### Challenge
Set down the material below word for word, excluding the pictures.

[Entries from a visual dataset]

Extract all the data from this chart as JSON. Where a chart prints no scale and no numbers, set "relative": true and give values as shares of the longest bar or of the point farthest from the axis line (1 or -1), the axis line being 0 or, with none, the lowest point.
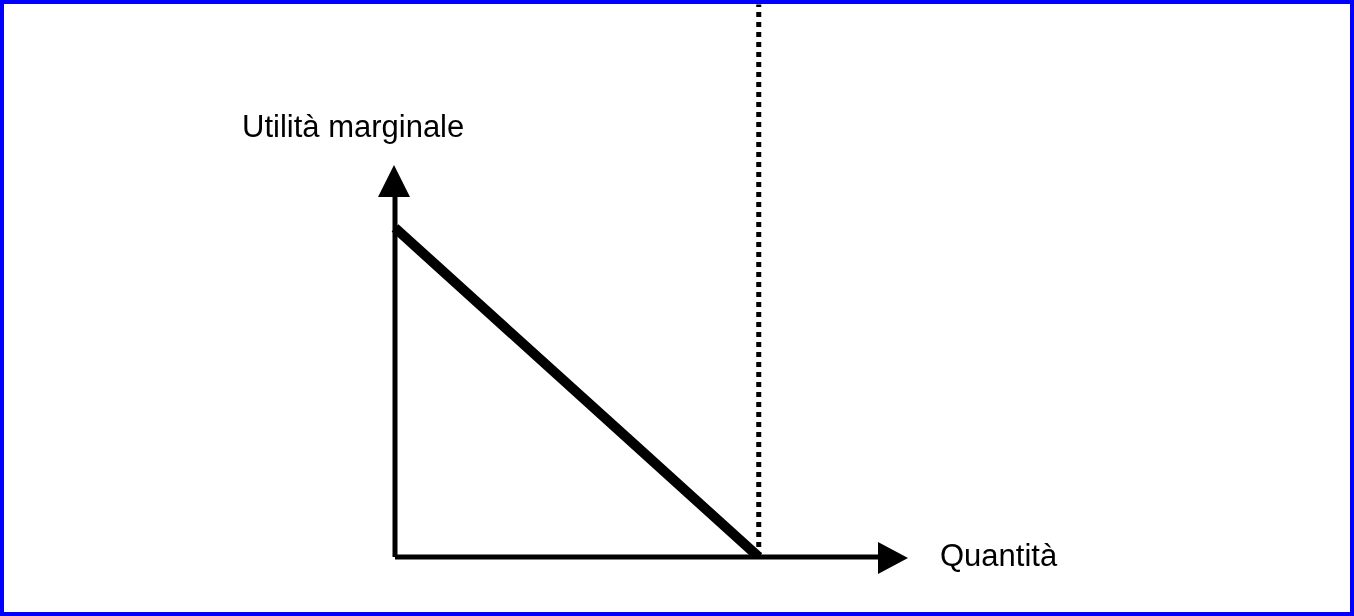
{
  "chart_data": {
    "type": "line",
    "relative": true,
    "xlabel": "Quantità",
    "ylabel": "Utilità marginale",
    "categories": [
      null,
      null,
      null,
      null,
      null
    ],
    "series": [
      {
        "color": "#000000",
        "values": [
          1,
          0.6667,
          0.3333,
          0,
          null
        ]
      }
    ],
    "marker": "none",
    "line_style": "solid"
  }
}
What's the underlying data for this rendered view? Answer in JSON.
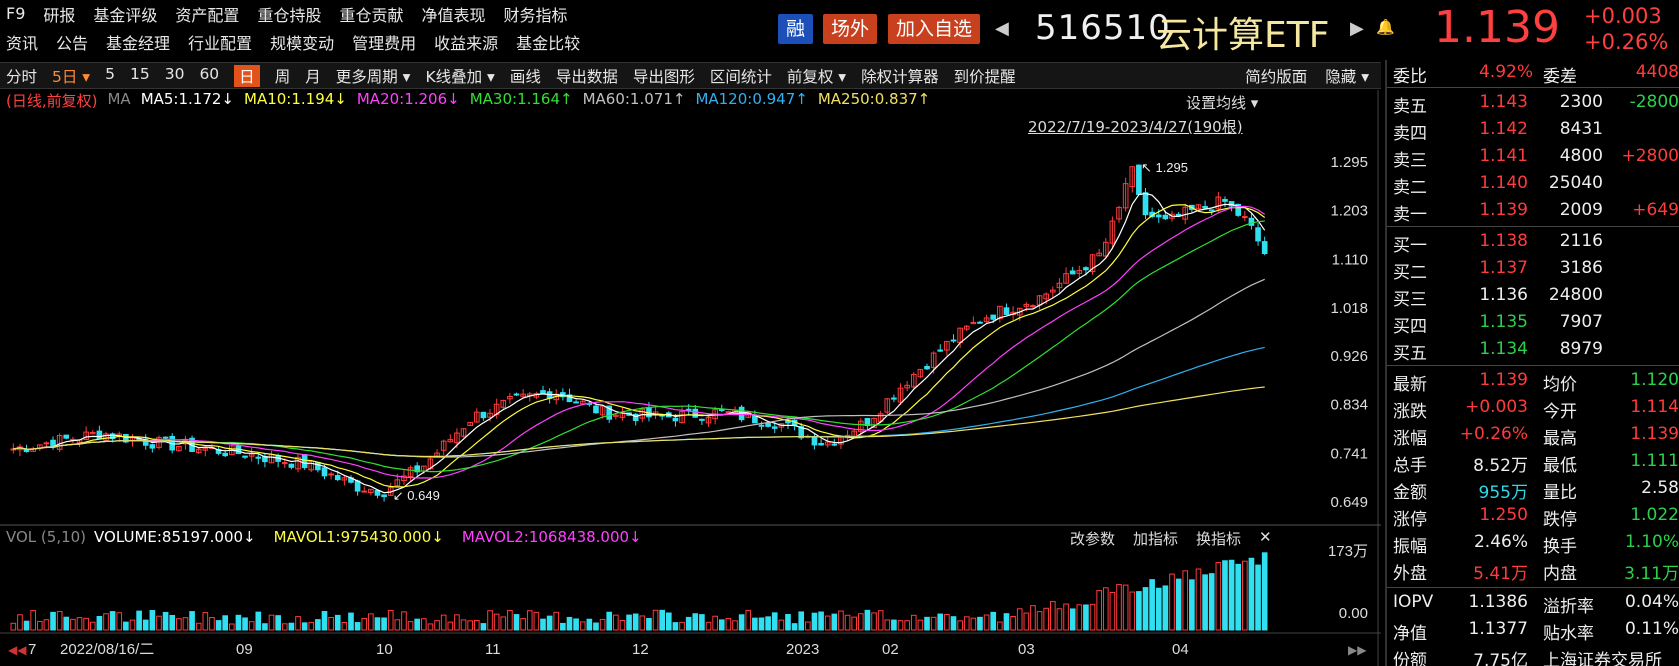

### Response
Extract all the data from this chart as JSON. Where a chart prints no scale and no numbers, set "relative": true and give values as shares of the longest bar or of the point farthest from the axis line (1 or -1), the axis line being 0 or, with none, the lowest point.
{
  "chart_data": {
    "type": "line",
    "relative": true,
    "xlabel": "Quantità",
    "ylabel": "Utilità marginale",
    "categories": [
      null,
      null,
      null,
      null,
      null
    ],
    "series": [
      {
        "color": "#000000",
        "values": [
          1,
          0.6667,
          0.3333,
          0,
          null
        ]
      }
    ],
    "marker": "none",
    "line_style": "solid"
  }
}
What's the underlying data for this rendered view? Answer in JSON.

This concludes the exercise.